Output only the span of lines that begins at the line containing "Give me a plain-text" and ends at the last line of the data, both included, exactly as they appear.

==================================================

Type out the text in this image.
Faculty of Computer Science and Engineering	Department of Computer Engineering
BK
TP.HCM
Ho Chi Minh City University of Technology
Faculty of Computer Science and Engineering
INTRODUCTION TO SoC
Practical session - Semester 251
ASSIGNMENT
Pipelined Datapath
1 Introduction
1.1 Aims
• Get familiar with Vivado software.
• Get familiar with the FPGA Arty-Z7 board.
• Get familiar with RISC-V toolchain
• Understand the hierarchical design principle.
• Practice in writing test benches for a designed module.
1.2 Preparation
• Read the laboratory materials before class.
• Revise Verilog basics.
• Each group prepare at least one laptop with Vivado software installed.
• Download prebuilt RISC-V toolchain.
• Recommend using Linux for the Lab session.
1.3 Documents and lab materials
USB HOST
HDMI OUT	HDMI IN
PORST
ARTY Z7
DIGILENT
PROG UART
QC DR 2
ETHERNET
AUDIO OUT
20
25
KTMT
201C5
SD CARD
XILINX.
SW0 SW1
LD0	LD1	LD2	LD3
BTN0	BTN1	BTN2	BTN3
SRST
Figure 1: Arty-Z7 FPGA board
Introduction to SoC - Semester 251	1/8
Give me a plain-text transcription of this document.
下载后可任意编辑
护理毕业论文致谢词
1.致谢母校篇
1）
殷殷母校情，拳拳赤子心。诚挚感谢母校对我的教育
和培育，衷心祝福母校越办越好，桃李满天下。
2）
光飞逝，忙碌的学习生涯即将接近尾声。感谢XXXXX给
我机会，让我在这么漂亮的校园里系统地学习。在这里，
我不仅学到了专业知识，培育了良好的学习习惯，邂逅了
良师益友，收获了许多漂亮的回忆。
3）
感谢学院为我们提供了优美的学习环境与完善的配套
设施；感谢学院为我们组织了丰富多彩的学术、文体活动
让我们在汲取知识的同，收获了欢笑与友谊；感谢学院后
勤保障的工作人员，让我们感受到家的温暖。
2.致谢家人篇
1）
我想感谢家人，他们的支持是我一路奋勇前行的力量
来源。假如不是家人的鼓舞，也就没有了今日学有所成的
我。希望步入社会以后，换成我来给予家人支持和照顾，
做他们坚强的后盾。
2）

==================================================

* **RESULT**:
Give me a plain-text transcription of this document.
下载后可任意编辑
护理毕业论文致谢词
1.致谢母校篇
1）
殷殷母校情，拳拳赤子心。诚挚感谢母校对我的教育
和培育，衷心祝福母校越办越好，桃李满天下。
2）
光飞逝，忙碌的学习生涯即将接近尾声。感谢XXXXX给
我机会，让我在这么漂亮的校园里系统地学习。在这里，
我不仅学到了专业知识，培育了良好的学习习惯，邂逅了
良师益友，收获了许多漂亮的回忆。
3）
感谢学院为我们提供了优美的学习环境与完善的配套
设施；感谢学院为我们组织了丰富多彩的学术、文体活动
让我们在汲取知识的同，收获了欢笑与友谊；感谢学院后
勤保障的工作人员，让我们感受到家的温暖。
2.致谢家人篇
1）
我想感谢家人，他们的支持是我一路奋勇前行的力量
来源。假如不是家人的鼓舞，也就没有了今日学有所成的
我。希望步入社会以后，换成我来给予家人支持和照顾，
做他们坚强的后盾。
2）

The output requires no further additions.